Dataset rows about figures:
***

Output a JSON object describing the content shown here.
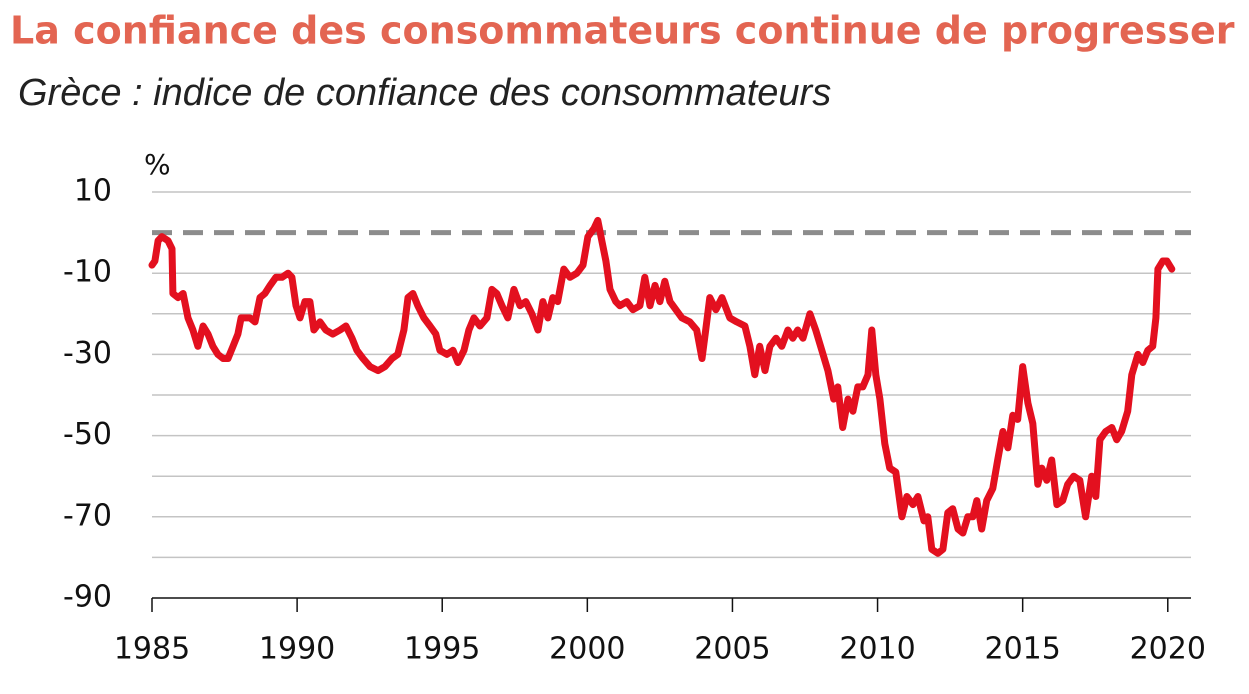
{
  "chart_data": {
    "type": "line",
    "title": "La confiance des consommateurs continue de progresser",
    "subtitle": "Grèce : indice de confiance des consommateurs",
    "y_unit": "%",
    "xlim": [
      1985,
      2020.8
    ],
    "xticks": [
      1985,
      1990,
      1995,
      2000,
      2005,
      2010,
      2015,
      2020
    ],
    "ylim": [
      -90,
      10
    ],
    "yticks": [
      10,
      -10,
      -30,
      -50,
      -70,
      -90
    ],
    "minor_yticks": [
      -20,
      -40,
      -60,
      -80
    ],
    "grid": true,
    "hline": {
      "value": 0,
      "style": "dashed",
      "color": "#8c8c8c"
    },
    "series": [
      {
        "name": "Grèce",
        "color": "#e3101f",
        "x": [
          1985.0,
          1985.1,
          1985.21,
          1985.34,
          1985.55,
          1985.69,
          1985.72,
          1985.9,
          1986.07,
          1986.24,
          1986.41,
          1986.58,
          1986.76,
          1986.93,
          1987.1,
          1987.27,
          1987.45,
          1987.62,
          1987.79,
          1987.96,
          1988.07,
          1988.24,
          1988.38,
          1988.55,
          1988.72,
          1988.89,
          1989.07,
          1989.27,
          1989.48,
          1989.69,
          1989.82,
          1989.96,
          1990.1,
          1990.27,
          1990.44,
          1990.58,
          1990.79,
          1990.99,
          1991.23,
          1991.48,
          1991.68,
          1991.89,
          1992.06,
          1992.27,
          1992.51,
          1992.79,
          1993.03,
          1993.27,
          1993.47,
          1993.68,
          1993.82,
          1993.99,
          1994.16,
          1994.37,
          1994.58,
          1994.78,
          1994.92,
          1995.16,
          1995.37,
          1995.54,
          1995.75,
          1995.92,
          1996.09,
          1996.3,
          1996.54,
          1996.71,
          1996.88,
          1997.06,
          1997.26,
          1997.47,
          1997.68,
          1997.88,
          1998.09,
          1998.3,
          1998.47,
          1998.64,
          1998.81,
          1998.98,
          1999.19,
          1999.4,
          1999.64,
          1999.85,
          2000.02,
          2000.23,
          2000.36,
          2000.5,
          2000.64,
          2000.78,
          2000.98,
          2001.12,
          2001.36,
          2001.57,
          2001.81,
          2001.98,
          2002.16,
          2002.33,
          2002.5,
          2002.67,
          2002.85,
          2003.05,
          2003.26,
          2003.53,
          2003.77,
          2003.95,
          2004.08,
          2004.22,
          2004.43,
          2004.64,
          2004.91,
          2005.15,
          2005.43,
          2005.6,
          2005.77,
          2005.94,
          2006.12,
          2006.29,
          2006.5,
          2006.7,
          2006.91,
          2007.08,
          2007.25,
          2007.43,
          2007.67,
          2007.87,
          2008.08,
          2008.29,
          2008.49,
          2008.63,
          2008.8,
          2008.98,
          2009.15,
          2009.32,
          2009.49,
          2009.67,
          2009.8,
          2009.94,
          2010.08,
          2010.25,
          2010.42,
          2010.63,
          2010.84,
          2011.01,
          2011.22,
          2011.39,
          2011.6,
          2011.73,
          2011.87,
          2012.08,
          2012.25,
          2012.42,
          2012.59,
          2012.77,
          2012.94,
          2013.11,
          2013.28,
          2013.42,
          2013.59,
          2013.76,
          2013.97,
          2014.14,
          2014.32,
          2014.49,
          2014.66,
          2014.83,
          2015.0,
          2015.18,
          2015.35,
          2015.52,
          2015.66,
          2015.83,
          2016.0,
          2016.18,
          2016.38,
          2016.55,
          2016.76,
          2016.97,
          2017.17,
          2017.38,
          2017.52,
          2017.66,
          2017.86,
          2018.07,
          2018.24,
          2018.41,
          2018.62,
          2018.76,
          2018.97,
          2019.14,
          2019.31,
          2019.48,
          2019.59,
          2019.66,
          2019.83,
          2019.97,
          2020.14
        ],
        "values": [
          -8,
          -7,
          -2,
          -1,
          -2,
          -4,
          -15,
          -16,
          -15,
          -21,
          -24,
          -28,
          -23,
          -25,
          -28,
          -30,
          -31,
          -31,
          -28,
          -25,
          -21,
          -21,
          -21,
          -22,
          -16,
          -15,
          -13,
          -11,
          -11,
          -10,
          -11,
          -18,
          -21,
          -17,
          -17,
          -24,
          -22,
          -24,
          -25,
          -24,
          -23,
          -26,
          -29,
          -31,
          -33,
          -34,
          -33,
          -31,
          -30,
          -24,
          -16,
          -15,
          -18,
          -21,
          -23,
          -25,
          -29,
          -30,
          -29,
          -32,
          -29,
          -24,
          -21,
          -23,
          -21,
          -14,
          -15,
          -18,
          -21,
          -14,
          -18,
          -17,
          -20,
          -24,
          -17,
          -21,
          -16,
          -17,
          -9,
          -11,
          -10,
          -8,
          -1,
          1,
          3,
          -2,
          -7,
          -14,
          -17,
          -18,
          -17,
          -19,
          -18,
          -11,
          -18,
          -13,
          -17,
          -12,
          -17,
          -19,
          -21,
          -22,
          -24,
          -31,
          -24,
          -16,
          -19,
          -16,
          -21,
          -22,
          -23,
          -28,
          -35,
          -28,
          -34,
          -28,
          -26,
          -28,
          -24,
          -26,
          -24,
          -26,
          -20,
          -24,
          -29,
          -34,
          -41,
          -38,
          -48,
          -41,
          -44,
          -38,
          -38,
          -35,
          -24,
          -35,
          -41,
          -52,
          -58,
          -59,
          -70,
          -65,
          -67,
          -65,
          -71,
          -70,
          -78,
          -79,
          -78,
          -69,
          -68,
          -73,
          -74,
          -70,
          -70,
          -66,
          -73,
          -66,
          -63,
          -56,
          -49,
          -53,
          -45,
          -46,
          -33,
          -42,
          -47,
          -62,
          -58,
          -61,
          -56,
          -67,
          -66,
          -62,
          -60,
          -61,
          -70,
          -60,
          -65,
          -51,
          -49,
          -48,
          -51,
          -49,
          -44,
          -35,
          -30,
          -32,
          -29,
          -28,
          -21,
          -9,
          -7,
          -7,
          -9
        ]
      }
    ]
  }
}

***

__Required work__:
Retype each record exactly as it stands, but do not include the pictures.

__Right answer__:
Output a JSON object describing the content shown here.
{
  "chart_data": {
    "type": "line",
    "title": "La confiance des consommateurs continue de progresser",
    "subtitle": "Grèce : indice de confiance des consommateurs",
    "y_unit": "%",
    "xlim": [
      1985,
      2020.8
    ],
    "xticks": [
      1985,
      1990,
      1995,
      2000,
      2005,
      2010,
      2015,
      2020
    ],
    "ylim": [
      -90,
      10
    ],
    "yticks": [
      10,
      -10,
      -30,
      -50,
      -70,
      -90
    ],
    "minor_yticks": [
      -20,
      -40,
      -60,
      -80
    ],
    "grid": true,
    "hline": {
      "value": 0,
      "style": "dashed",
      "color": "#8c8c8c"
    },
    "series": [
      {
        "name": "Grèce",
        "color": "#e3101f",
        "x": [
          1985.0,
          1985.1,
          1985.21,
          1985.34,
          1985.55,
          1985.69,
          1985.72,
          1985.9,
          1986.07,
          1986.24,
          1986.41,
          1986.58,
          1986.76,
          1986.93,
          1987.1,
          1987.27,
          1987.45,
          1987.62,
          1987.79,
          1987.96,
          1988.07,
          1988.24,
          1988.38,
          1988.55,
          1988.72,
          1988.89,
          1989.07,
          1989.27,
          1989.48,
          1989.69,
          1989.82,
          1989.96,
          1990.1,
          1990.27,
          1990.44,
          1990.58,
          1990.79,
          1990.99,
          1991.23,
          1991.48,
          1991.68,
          1991.89,
          1992.06,
          1992.27,
          1992.51,
          1992.79,
          1993.03,
          1993.27,
          1993.47,
          1993.68,
          1993.82,
          1993.99,
          1994.16,
          1994.37,
          1994.58,
          1994.78,
          1994.92,
          1995.16,
          1995.37,
          1995.54,
          1995.75,
          1995.92,
          1996.09,
          1996.3,
          1996.54,
          1996.71,
          1996.88,
          1997.06,
          1997.26,
          1997.47,
          1997.68,
          1997.88,
          1998.09,
          1998.3,
          1998.47,
          1998.64,
          1998.81,
          1998.98,
          1999.19,
          1999.4,
          1999.64,
          1999.85,
          2000.02,
          2000.23,
          2000.36,
          2000.5,
          2000.64,
          2000.78,
          2000.98,
          2001.12,
          2001.36,
          2001.57,
          2001.81,
          2001.98,
          2002.16,
          2002.33,
          2002.5,
          2002.67,
          2002.85,
          2003.05,
          2003.26,
          2003.53,
          2003.77,
          2003.95,
          2004.08,
          2004.22,
          2004.43,
          2004.64,
          2004.91,
          2005.15,
          2005.43,
          2005.6,
          2005.77,
          2005.94,
          2006.12,
          2006.29,
          2006.5,
          2006.7,
          2006.91,
          2007.08,
          2007.25,
          2007.43,
          2007.67,
          2007.87,
          2008.08,
          2008.29,
          2008.49,
          2008.63,
          2008.8,
          2008.98,
          2009.15,
          2009.32,
          2009.49,
          2009.67,
          2009.8,
          2009.94,
          2010.08,
          2010.25,
          2010.42,
          2010.63,
          2010.84,
          2011.01,
          2011.22,
          2011.39,
          2011.6,
          2011.73,
          2011.87,
          2012.08,
          2012.25,
          2012.42,
          2012.59,
          2012.77,
          2012.94,
          2013.11,
          2013.28,
          2013.42,
          2013.59,
          2013.76,
          2013.97,
          2014.14,
          2014.32,
          2014.49,
          2014.66,
          2014.83,
          2015.0,
          2015.18,
          2015.35,
          2015.52,
          2015.66,
          2015.83,
          2016.0,
          2016.18,
          2016.38,
          2016.55,
          2016.76,
          2016.97,
          2017.17,
          2017.38,
          2017.52,
          2017.66,
          2017.86,
          2018.07,
          2018.24,
          2018.41,
          2018.62,
          2018.76,
          2018.97,
          2019.14,
          2019.31,
          2019.48,
          2019.59,
          2019.66,
          2019.83,
          2019.97,
          2020.14
        ],
        "values": [
          -8,
          -7,
          -2,
          -1,
          -2,
          -4,
          -15,
          -16,
          -15,
          -21,
          -24,
          -28,
          -23,
          -25,
          -28,
          -30,
          -31,
          -31,
          -28,
          -25,
          -21,
          -21,
          -21,
          -22,
          -16,
          -15,
          -13,
          -11,
          -11,
          -10,
          -11,
          -18,
          -21,
          -17,
          -17,
          -24,
          -22,
          -24,
          -25,
          -24,
          -23,
          -26,
          -29,
          -31,
          -33,
          -34,
          -33,
          -31,
          -30,
          -24,
          -16,
          -15,
          -18,
          -21,
          -23,
          -25,
          -29,
          -30,
          -29,
          -32,
          -29,
          -24,
          -21,
          -23,
          -21,
          -14,
          -15,
          -18,
          -21,
          -14,
          -18,
          -17,
          -20,
          -24,
          -17,
          -21,
          -16,
          -17,
          -9,
          -11,
          -10,
          -8,
          -1,
          1,
          3,
          -2,
          -7,
          -14,
          -17,
          -18,
          -17,
          -19,
          -18,
          -11,
          -18,
          -13,
          -17,
          -12,
          -17,
          -19,
          -21,
          -22,
          -24,
          -31,
          -24,
          -16,
          -19,
          -16,
          -21,
          -22,
          -23,
          -28,
          -35,
          -28,
          -34,
          -28,
          -26,
          -28,
          -24,
          -26,
          -24,
          -26,
          -20,
          -24,
          -29,
          -34,
          -41,
          -38,
          -48,
          -41,
          -44,
          -38,
          -38,
          -35,
          -24,
          -35,
          -41,
          -52,
          -58,
          -59,
          -70,
          -65,
          -67,
          -65,
          -71,
          -70,
          -78,
          -79,
          -78,
          -69,
          -68,
          -73,
          -74,
          -70,
          -70,
          -66,
          -73,
          -66,
          -63,
          -56,
          -49,
          -53,
          -45,
          -46,
          -33,
          -42,
          -47,
          -62,
          -58,
          -61,
          -56,
          -67,
          -66,
          -62,
          -60,
          -61,
          -70,
          -60,
          -65,
          -51,
          -49,
          -48,
          -51,
          -49,
          -44,
          -35,
          -30,
          -32,
          -29,
          -28,
          -21,
          -9,
          -7,
          -7,
          -9
        ]
      }
    ]
  }
}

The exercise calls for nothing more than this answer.